Go over the entries below line by line, copying each one that contains the word "data".

● ● ●

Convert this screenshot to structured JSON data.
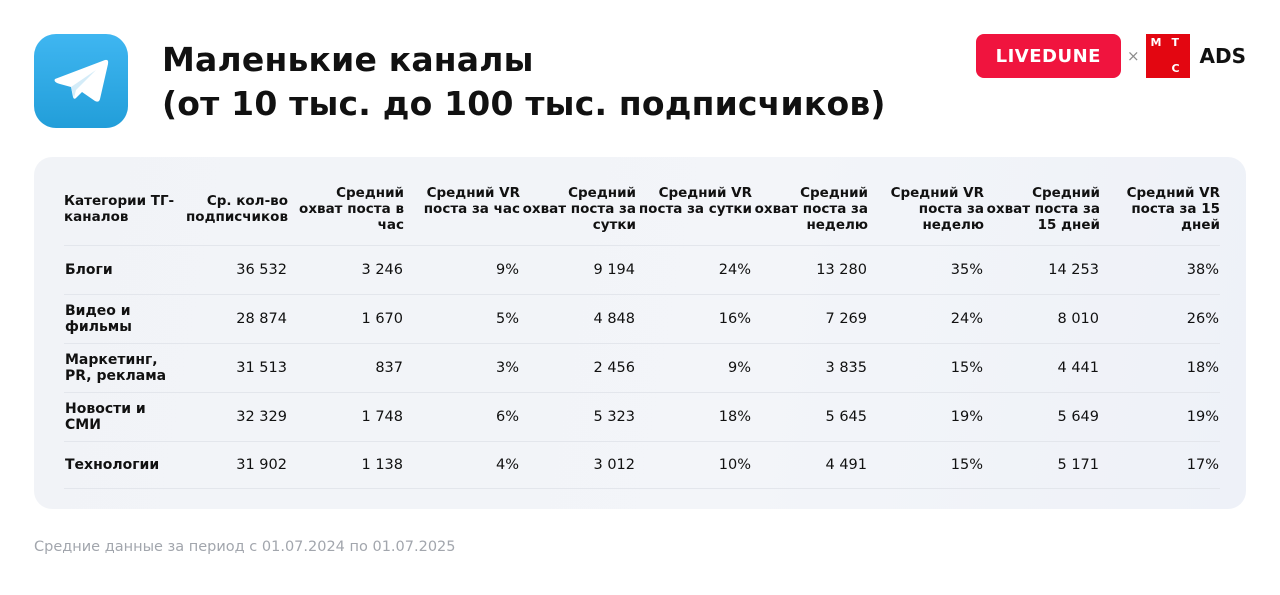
{
  "header": {
    "title_line1": "Маленькие каналы",
    "title_line2": "(от 10 тыс. до 100 тыс. подписчиков)",
    "logo_icon": "telegram-icon",
    "brand1": "LIVEDUNE",
    "separator": "×",
    "brand2_letters": [
      "М",
      "Т",
      "С"
    ],
    "brand2_suffix": "ADS",
    "colors": {
      "telegram": "#229ed9",
      "livedune": "#f0143e",
      "mts": "#e30611"
    }
  },
  "table": {
    "columns": [
      "Категории ТГ-каналов",
      "Ср. кол-во подписчиков",
      "Средний охват поста в час",
      "Средний VR поста за час",
      "Средний охват поста за сутки",
      "Средний VR поста за сутки",
      "Средний охват поста за неделю",
      "Средний VR поста за неделю",
      "Средний охват поста за 15 дней",
      "Средний VR поста за 15 дней"
    ],
    "rows": [
      [
        "Блоги",
        "36 532",
        "3 246",
        "9%",
        "9 194",
        "24%",
        "13 280",
        "35%",
        "14 253",
        "38%"
      ],
      [
        "Видео и фильмы",
        "28 874",
        "1 670",
        "5%",
        "4 848",
        "16%",
        "7 269",
        "24%",
        "8 010",
        "26%"
      ],
      [
        "Маркетинг, PR, реклама",
        "31 513",
        "837",
        "3%",
        "2 456",
        "9%",
        "3 835",
        "15%",
        "4 441",
        "18%"
      ],
      [
        "Новости и СМИ",
        "32 329",
        "1 748",
        "6%",
        "5 323",
        "18%",
        "5 645",
        "19%",
        "5 649",
        "19%"
      ],
      [
        "Технологии",
        "31 902",
        "1 138",
        "4%",
        "3 012",
        "10%",
        "4 491",
        "15%",
        "5 171",
        "17%"
      ]
    ]
  },
  "footer": "Средние данные за период с 01.07.2024 по 01.07.2025"
}
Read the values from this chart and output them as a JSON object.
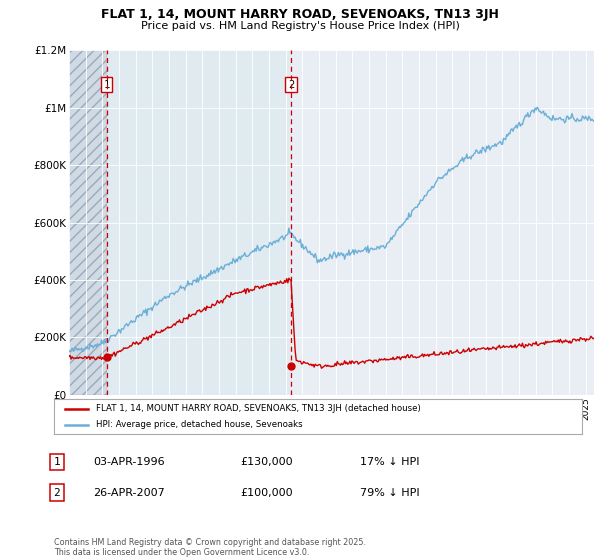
{
  "title": "FLAT 1, 14, MOUNT HARRY ROAD, SEVENOAKS, TN13 3JH",
  "subtitle": "Price paid vs. HM Land Registry's House Price Index (HPI)",
  "xmin": 1994.0,
  "xmax": 2025.5,
  "ymin": 0,
  "ymax": 1200000,
  "yticks": [
    0,
    200000,
    400000,
    600000,
    800000,
    1000000,
    1200000
  ],
  "ytick_labels": [
    "£0",
    "£200K",
    "£400K",
    "£600K",
    "£800K",
    "£1M",
    "£1.2M"
  ],
  "hpi_color": "#6baed6",
  "price_color": "#cc0000",
  "sale1_x": 1996.26,
  "sale1_y": 130000,
  "sale1_label": "1",
  "sale1_date": "03-APR-1996",
  "sale1_price": "£130,000",
  "sale1_hpi": "17% ↓ HPI",
  "sale2_x": 2007.32,
  "sale2_y": 100000,
  "sale2_label": "2",
  "sale2_date": "26-APR-2007",
  "sale2_price": "£100,000",
  "sale2_hpi": "79% ↓ HPI",
  "legend_line1": "FLAT 1, 14, MOUNT HARRY ROAD, SEVENOAKS, TN13 3JH (detached house)",
  "legend_line2": "HPI: Average price, detached house, Sevenoaks",
  "footnote": "Contains HM Land Registry data © Crown copyright and database right 2025.\nThis data is licensed under the Open Government Licence v3.0.",
  "bg_color": "#ffffff",
  "plot_bg": "#e8eef4"
}
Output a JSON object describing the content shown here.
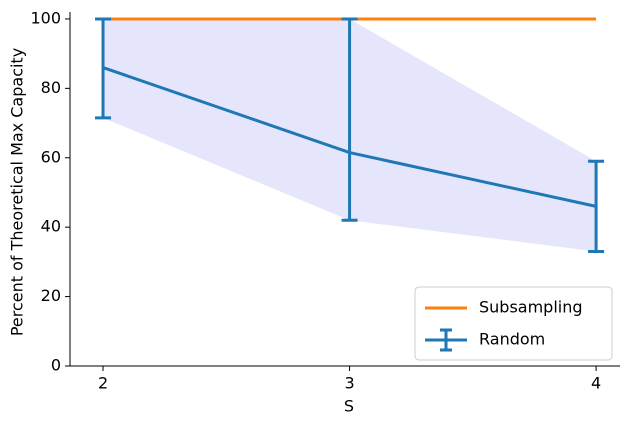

● ● ●

**IN RESPONSE**
Convert this screenshot to structured JSON data.
  "footnote": "Contains HM Land Registry data © Crown copyright and database right 2025.\nThis data is licensed under the Open Government Licence v3.0.",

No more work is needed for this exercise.